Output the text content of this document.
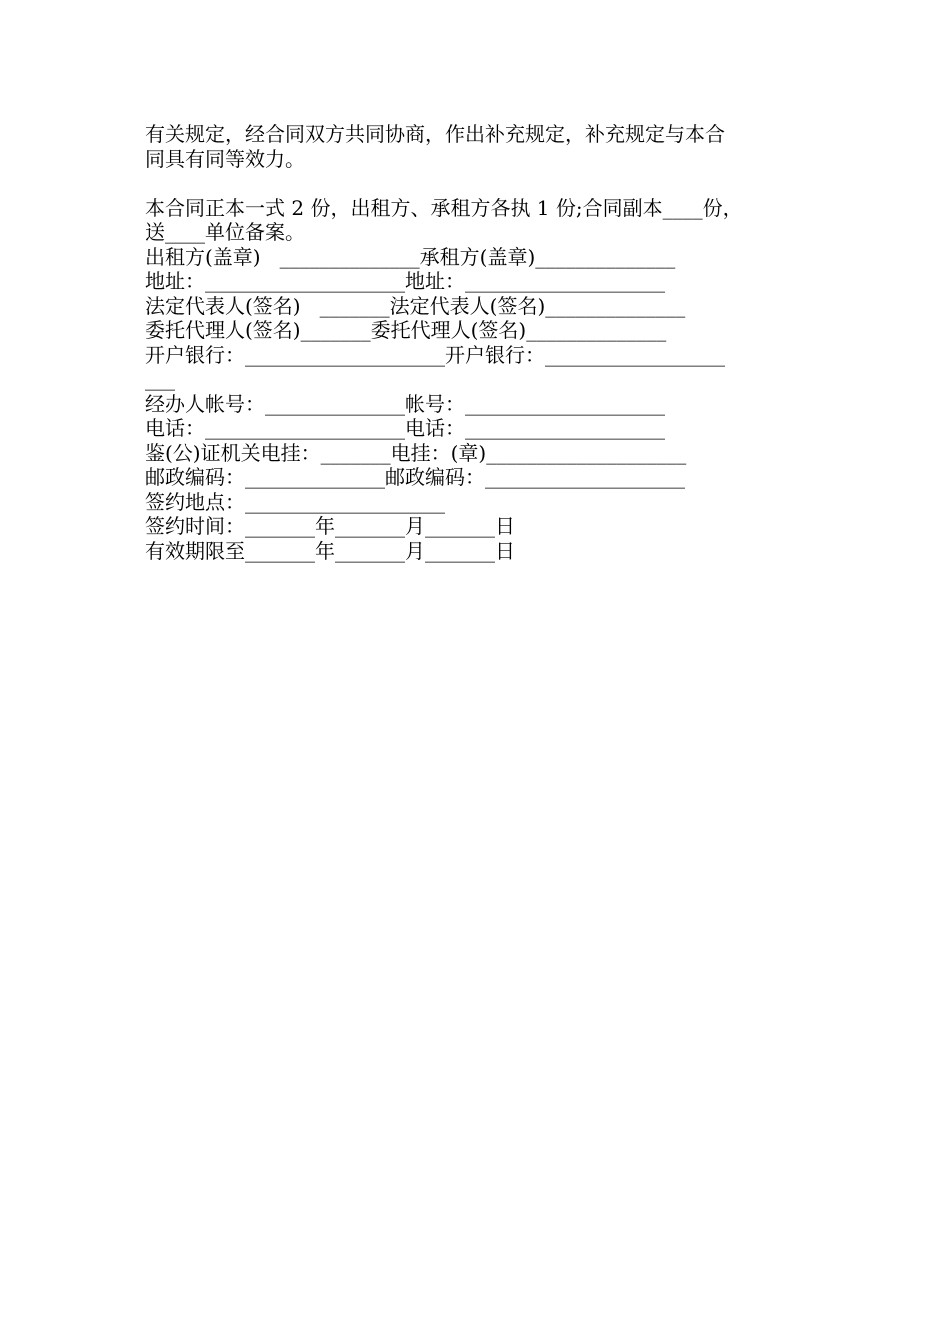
有关规定，经合同双方共同协商，作出补充规定，补充规定与本合
同具有同等效力。
本合同正本一式 2 份，出租方、承租方各执 1 份;合同副本____份，
送____单位备案。
出租方(盖章)   ______________承租方(盖章)______________
地址：____________________地址：____________________
法定代表人(签名)   _______法定代表人(签名)______________
委托代理人(签名)_______委托代理人(签名)______________
开户银行：____________________开户银行：__________________
___
经办人帐号：______________帐号：____________________
电话：____________________电话：____________________
鉴(公)证机关电挂：_______电挂：(章)____________________
邮政编码：______________邮政编码：____________________
签约地点：____________________
签约时间：_______年_______月_______日
有效期限至_______年_______月_______日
+++
Problem to work on: The data should be printed again unchanged; leave its pictures out.

Task output:
Output the text content of this document.
有关规定，经合同双方共同协商，作出补充规定，补充规定与本合
同具有同等效力。
本合同正本一式 2 份，出租方、承租方各执 1 份;合同副本____份，
送____单位备案。
出租方(盖章)   ______________承租方(盖章)______________
地址：____________________地址：____________________
法定代表人(签名)   _______法定代表人(签名)______________
委托代理人(签名)_______委托代理人(签名)______________
开户银行：____________________开户银行：__________________
___
经办人帐号：______________帐号：____________________
电话：____________________电话：____________________
鉴(公)证机关电挂：_______电挂：(章)____________________
邮政编码：______________邮政编码：____________________
签约地点：____________________
签约时间：_______年_______月_______日
有效期限至_______年_______月_______日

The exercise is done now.